- THE PROBLEM -
Your task is to filter the data below down to the lines holding "title".

+++++

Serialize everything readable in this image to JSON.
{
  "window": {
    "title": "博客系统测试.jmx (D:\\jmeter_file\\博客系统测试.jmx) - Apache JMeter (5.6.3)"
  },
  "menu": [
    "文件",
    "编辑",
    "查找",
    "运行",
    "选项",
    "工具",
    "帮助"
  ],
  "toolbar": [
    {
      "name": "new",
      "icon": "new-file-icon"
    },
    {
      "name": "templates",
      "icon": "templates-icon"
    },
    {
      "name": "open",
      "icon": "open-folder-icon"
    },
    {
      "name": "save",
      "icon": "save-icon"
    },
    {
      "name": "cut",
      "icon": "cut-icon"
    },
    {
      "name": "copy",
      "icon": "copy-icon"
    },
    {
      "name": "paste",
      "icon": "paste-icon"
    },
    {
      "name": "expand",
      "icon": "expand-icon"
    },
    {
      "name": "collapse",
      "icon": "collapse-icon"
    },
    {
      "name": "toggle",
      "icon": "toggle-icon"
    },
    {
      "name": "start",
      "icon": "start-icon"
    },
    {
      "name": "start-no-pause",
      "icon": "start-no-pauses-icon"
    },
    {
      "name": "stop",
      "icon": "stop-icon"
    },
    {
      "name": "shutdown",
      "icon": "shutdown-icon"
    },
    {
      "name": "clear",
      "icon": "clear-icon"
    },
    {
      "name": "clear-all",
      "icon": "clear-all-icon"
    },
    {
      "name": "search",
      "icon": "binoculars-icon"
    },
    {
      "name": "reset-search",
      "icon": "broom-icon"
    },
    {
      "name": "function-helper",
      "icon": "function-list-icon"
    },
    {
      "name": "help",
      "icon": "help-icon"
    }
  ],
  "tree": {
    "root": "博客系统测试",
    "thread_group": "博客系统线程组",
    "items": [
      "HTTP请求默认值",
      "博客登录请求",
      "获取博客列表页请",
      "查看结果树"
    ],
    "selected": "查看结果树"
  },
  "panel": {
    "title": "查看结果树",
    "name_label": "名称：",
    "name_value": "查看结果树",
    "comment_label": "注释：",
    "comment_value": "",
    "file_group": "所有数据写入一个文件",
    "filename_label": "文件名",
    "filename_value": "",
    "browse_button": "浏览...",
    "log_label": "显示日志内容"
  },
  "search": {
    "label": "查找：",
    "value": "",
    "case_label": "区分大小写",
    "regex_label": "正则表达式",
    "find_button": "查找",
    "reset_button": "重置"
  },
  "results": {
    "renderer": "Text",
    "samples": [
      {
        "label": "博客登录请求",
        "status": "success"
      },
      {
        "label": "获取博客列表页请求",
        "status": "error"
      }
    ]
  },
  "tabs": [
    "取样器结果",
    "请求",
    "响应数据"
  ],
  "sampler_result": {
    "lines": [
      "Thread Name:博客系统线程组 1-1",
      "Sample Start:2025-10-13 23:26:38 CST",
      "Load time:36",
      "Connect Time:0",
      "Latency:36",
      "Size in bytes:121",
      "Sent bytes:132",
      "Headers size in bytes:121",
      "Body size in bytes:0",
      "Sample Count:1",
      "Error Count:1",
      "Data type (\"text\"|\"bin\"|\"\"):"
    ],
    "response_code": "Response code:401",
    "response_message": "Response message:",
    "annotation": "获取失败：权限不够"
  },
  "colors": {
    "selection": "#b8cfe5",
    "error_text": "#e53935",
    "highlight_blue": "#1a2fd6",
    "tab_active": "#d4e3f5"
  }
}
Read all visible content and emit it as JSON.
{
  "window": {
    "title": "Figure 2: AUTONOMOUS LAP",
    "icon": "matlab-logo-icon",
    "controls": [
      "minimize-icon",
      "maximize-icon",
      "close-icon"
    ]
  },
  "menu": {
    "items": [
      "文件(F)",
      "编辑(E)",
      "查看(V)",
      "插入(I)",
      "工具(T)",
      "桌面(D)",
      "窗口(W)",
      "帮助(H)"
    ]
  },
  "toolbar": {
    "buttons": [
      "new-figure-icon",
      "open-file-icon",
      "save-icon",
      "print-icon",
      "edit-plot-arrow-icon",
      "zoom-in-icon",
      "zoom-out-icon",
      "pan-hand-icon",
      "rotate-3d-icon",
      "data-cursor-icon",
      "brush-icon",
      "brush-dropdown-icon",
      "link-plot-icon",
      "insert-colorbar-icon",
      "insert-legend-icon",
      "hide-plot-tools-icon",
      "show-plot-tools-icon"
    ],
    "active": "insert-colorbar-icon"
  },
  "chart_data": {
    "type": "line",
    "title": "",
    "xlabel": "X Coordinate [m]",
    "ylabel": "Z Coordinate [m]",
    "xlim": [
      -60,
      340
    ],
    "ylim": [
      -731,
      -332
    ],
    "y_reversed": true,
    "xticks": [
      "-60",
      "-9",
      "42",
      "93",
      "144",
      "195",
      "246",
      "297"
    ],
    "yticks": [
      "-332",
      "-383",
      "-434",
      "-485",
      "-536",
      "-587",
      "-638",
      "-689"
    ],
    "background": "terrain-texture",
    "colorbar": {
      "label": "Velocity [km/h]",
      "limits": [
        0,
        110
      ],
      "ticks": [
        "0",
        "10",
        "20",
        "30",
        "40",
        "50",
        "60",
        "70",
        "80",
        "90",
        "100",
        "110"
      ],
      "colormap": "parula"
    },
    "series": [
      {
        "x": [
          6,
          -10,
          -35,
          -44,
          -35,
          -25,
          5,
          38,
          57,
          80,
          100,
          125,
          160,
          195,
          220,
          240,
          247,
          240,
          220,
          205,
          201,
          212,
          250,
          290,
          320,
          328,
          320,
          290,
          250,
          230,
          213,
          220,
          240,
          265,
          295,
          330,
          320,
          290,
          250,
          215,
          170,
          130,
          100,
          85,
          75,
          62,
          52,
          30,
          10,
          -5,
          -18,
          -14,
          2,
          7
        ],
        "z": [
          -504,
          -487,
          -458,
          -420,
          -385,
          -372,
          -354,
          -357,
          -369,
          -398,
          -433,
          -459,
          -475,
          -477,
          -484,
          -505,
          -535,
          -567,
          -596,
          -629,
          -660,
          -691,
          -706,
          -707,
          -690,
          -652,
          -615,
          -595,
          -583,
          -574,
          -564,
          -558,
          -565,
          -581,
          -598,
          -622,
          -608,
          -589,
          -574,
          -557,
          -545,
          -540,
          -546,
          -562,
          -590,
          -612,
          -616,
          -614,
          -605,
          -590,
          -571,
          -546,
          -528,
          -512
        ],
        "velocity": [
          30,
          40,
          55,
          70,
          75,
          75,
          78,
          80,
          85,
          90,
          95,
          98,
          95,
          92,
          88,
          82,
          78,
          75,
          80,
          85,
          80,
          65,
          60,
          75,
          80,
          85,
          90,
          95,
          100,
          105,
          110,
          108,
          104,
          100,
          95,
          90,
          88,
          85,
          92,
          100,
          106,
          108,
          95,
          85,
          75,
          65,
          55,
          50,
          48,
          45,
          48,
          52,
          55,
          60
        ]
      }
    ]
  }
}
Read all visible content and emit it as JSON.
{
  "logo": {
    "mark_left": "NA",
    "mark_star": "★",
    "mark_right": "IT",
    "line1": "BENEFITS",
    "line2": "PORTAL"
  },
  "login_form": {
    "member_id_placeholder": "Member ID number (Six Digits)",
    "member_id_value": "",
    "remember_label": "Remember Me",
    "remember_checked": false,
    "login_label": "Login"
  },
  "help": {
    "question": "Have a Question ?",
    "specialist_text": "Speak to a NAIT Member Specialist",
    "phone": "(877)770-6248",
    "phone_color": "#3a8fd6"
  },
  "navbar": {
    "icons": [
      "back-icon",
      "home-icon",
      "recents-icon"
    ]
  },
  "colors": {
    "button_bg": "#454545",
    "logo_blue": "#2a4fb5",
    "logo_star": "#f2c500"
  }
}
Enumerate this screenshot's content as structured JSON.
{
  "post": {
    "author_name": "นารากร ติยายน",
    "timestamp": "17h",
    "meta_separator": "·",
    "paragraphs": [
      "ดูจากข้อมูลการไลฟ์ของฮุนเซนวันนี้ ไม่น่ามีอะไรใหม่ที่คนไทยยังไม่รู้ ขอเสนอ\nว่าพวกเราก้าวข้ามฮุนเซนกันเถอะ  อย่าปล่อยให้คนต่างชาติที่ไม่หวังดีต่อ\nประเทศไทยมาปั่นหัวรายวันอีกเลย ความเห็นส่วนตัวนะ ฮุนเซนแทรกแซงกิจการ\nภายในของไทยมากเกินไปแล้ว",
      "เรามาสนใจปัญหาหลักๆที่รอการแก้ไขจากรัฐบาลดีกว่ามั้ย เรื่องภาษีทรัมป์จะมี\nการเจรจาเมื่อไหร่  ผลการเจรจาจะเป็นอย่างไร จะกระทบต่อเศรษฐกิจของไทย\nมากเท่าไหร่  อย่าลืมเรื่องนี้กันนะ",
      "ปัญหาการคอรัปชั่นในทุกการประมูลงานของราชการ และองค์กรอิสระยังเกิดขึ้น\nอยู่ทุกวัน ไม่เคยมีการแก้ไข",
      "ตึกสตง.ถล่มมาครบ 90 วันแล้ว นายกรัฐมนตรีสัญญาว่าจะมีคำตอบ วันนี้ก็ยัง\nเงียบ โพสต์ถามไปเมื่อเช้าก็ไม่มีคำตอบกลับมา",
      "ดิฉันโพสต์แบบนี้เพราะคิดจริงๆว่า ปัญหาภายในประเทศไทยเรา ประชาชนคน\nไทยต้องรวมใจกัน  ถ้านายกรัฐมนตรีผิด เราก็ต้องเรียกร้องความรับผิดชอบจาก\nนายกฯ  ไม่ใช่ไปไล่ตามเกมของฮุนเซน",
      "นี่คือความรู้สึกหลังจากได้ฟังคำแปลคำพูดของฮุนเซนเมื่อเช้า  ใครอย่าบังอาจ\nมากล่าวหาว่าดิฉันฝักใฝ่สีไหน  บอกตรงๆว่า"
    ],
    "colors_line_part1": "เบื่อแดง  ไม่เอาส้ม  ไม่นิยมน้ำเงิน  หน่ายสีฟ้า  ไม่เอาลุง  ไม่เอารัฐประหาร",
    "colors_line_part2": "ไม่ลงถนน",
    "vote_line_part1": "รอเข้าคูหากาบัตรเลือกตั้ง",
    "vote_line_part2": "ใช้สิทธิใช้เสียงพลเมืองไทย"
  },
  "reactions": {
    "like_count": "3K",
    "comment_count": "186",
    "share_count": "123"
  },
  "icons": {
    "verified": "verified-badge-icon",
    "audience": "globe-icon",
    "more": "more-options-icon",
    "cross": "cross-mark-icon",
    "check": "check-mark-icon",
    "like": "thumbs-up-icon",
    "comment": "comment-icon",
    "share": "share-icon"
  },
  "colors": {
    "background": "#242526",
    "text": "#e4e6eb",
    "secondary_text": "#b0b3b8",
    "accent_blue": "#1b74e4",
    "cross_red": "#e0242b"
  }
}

+++++

- REPLY -
    "title": "博客系统测试.jmx (D:\\jmeter_file\\博客系统测试.jmx) - Apache JMeter (5.6.3)"
    "title": "查看结果树",
    "title": "Figure 2: AUTONOMOUS LAP",
    "title": "",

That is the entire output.